— START —

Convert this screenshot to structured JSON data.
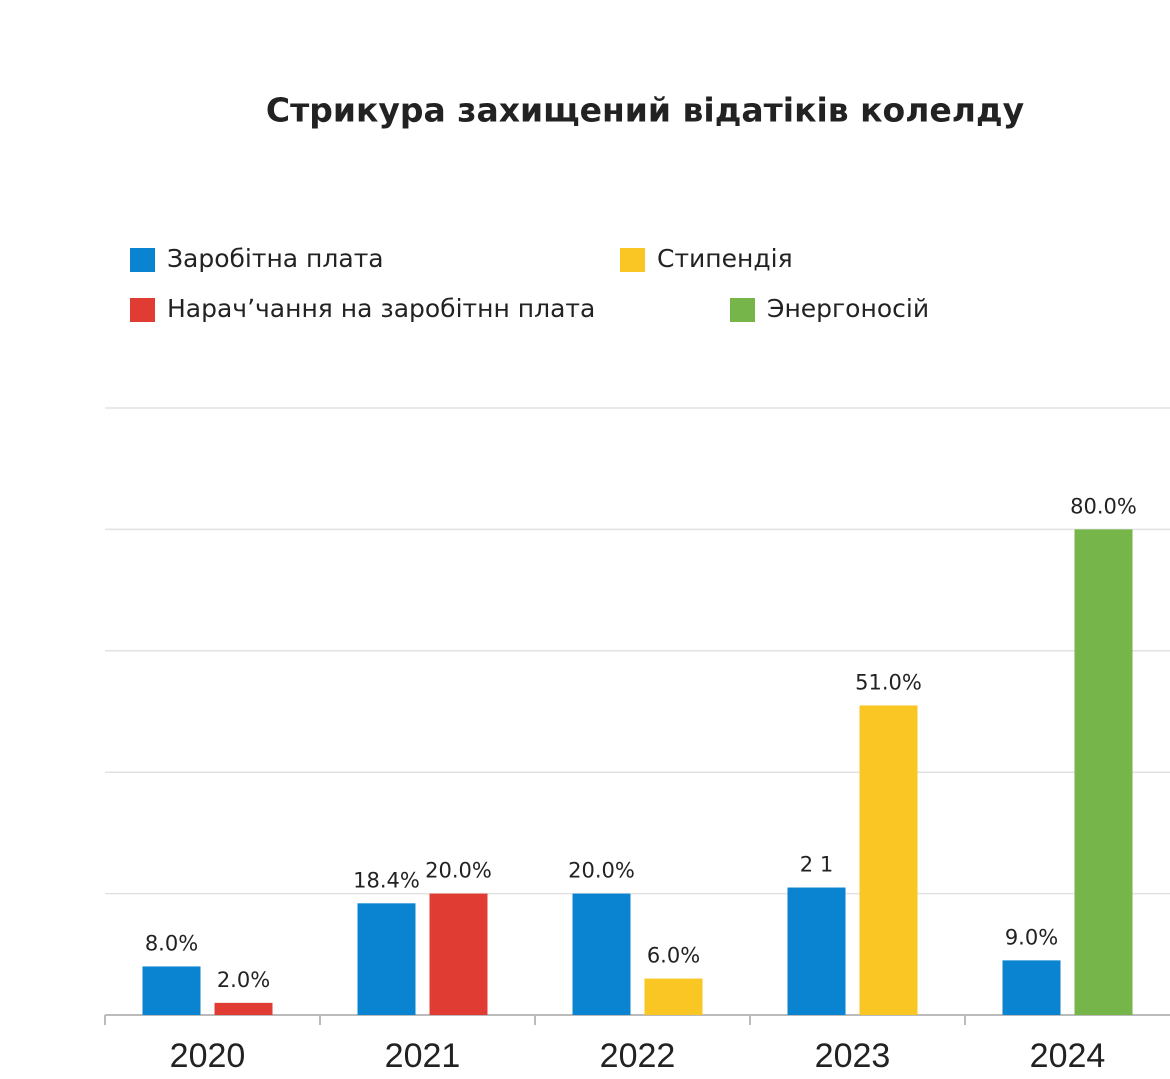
{
  "chart_data": {
    "type": "bar",
    "title": "Стрикура захищений відатіків колелду",
    "categories": [
      "2020",
      "2021",
      "2022",
      "2023",
      "2024"
    ],
    "series": [
      {
        "name": "Заробітна плата",
        "color": "#0a84d0",
        "values": [
          8,
          18.4,
          20,
          21,
          9
        ],
        "value_labels": [
          "8.0%",
          "18.4%",
          "20.0%",
          "2 1",
          "9.0%"
        ]
      },
      {
        "name": "Нарачʼчання на заробітнн плата",
        "color": "#e03c34",
        "values": [
          2,
          20,
          null,
          null,
          null
        ],
        "value_labels": [
          "2.0%",
          "20.0%",
          null,
          null,
          null
        ]
      },
      {
        "name": "Стипендія",
        "color": "#f9c623",
        "values": [
          null,
          null,
          6,
          51,
          null
        ],
        "value_labels": [
          null,
          null,
          "6.0%",
          "51.0%",
          null
        ]
      },
      {
        "name": "Энергоносій",
        "color": "#76b54a",
        "values": [
          null,
          null,
          null,
          null,
          80
        ],
        "value_labels": [
          null,
          null,
          null,
          null,
          "80.0%"
        ]
      }
    ],
    "ylim": [
      0,
      100
    ],
    "yticks": [
      20,
      40,
      60,
      80,
      100
    ],
    "grid": true
  }
}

— END —

TASK STATEMENT
Exclude the images, then output the data above word for word.

TASK RESPONSE
Convert this screenshot to structured JSON data.
{
  "chart_data": {
    "type": "bar",
    "title": "Стрикура захищений відатіків колелду",
    "categories": [
      "2020",
      "2021",
      "2022",
      "2023",
      "2024"
    ],
    "series": [
      {
        "name": "Заробітна плата",
        "color": "#0a84d0",
        "values": [
          8,
          18.4,
          20,
          21,
          9
        ],
        "value_labels": [
          "8.0%",
          "18.4%",
          "20.0%",
          "2 1",
          "9.0%"
        ]
      },
      {
        "name": "Нарачʼчання на заробітнн плата",
        "color": "#e03c34",
        "values": [
          2,
          20,
          null,
          null,
          null
        ],
        "value_labels": [
          "2.0%",
          "20.0%",
          null,
          null,
          null
        ]
      },
      {
        "name": "Стипендія",
        "color": "#f9c623",
        "values": [
          null,
          null,
          6,
          51,
          null
        ],
        "value_labels": [
          null,
          null,
          "6.0%",
          "51.0%",
          null
        ]
      },
      {
        "name": "Энергоносій",
        "color": "#76b54a",
        "values": [
          null,
          null,
          null,
          null,
          80
        ],
        "value_labels": [
          null,
          null,
          null,
          null,
          "80.0%"
        ]
      }
    ],
    "ylim": [
      0,
      100
    ],
    "yticks": [
      20,
      40,
      60,
      80,
      100
    ],
    "grid": true
  }
}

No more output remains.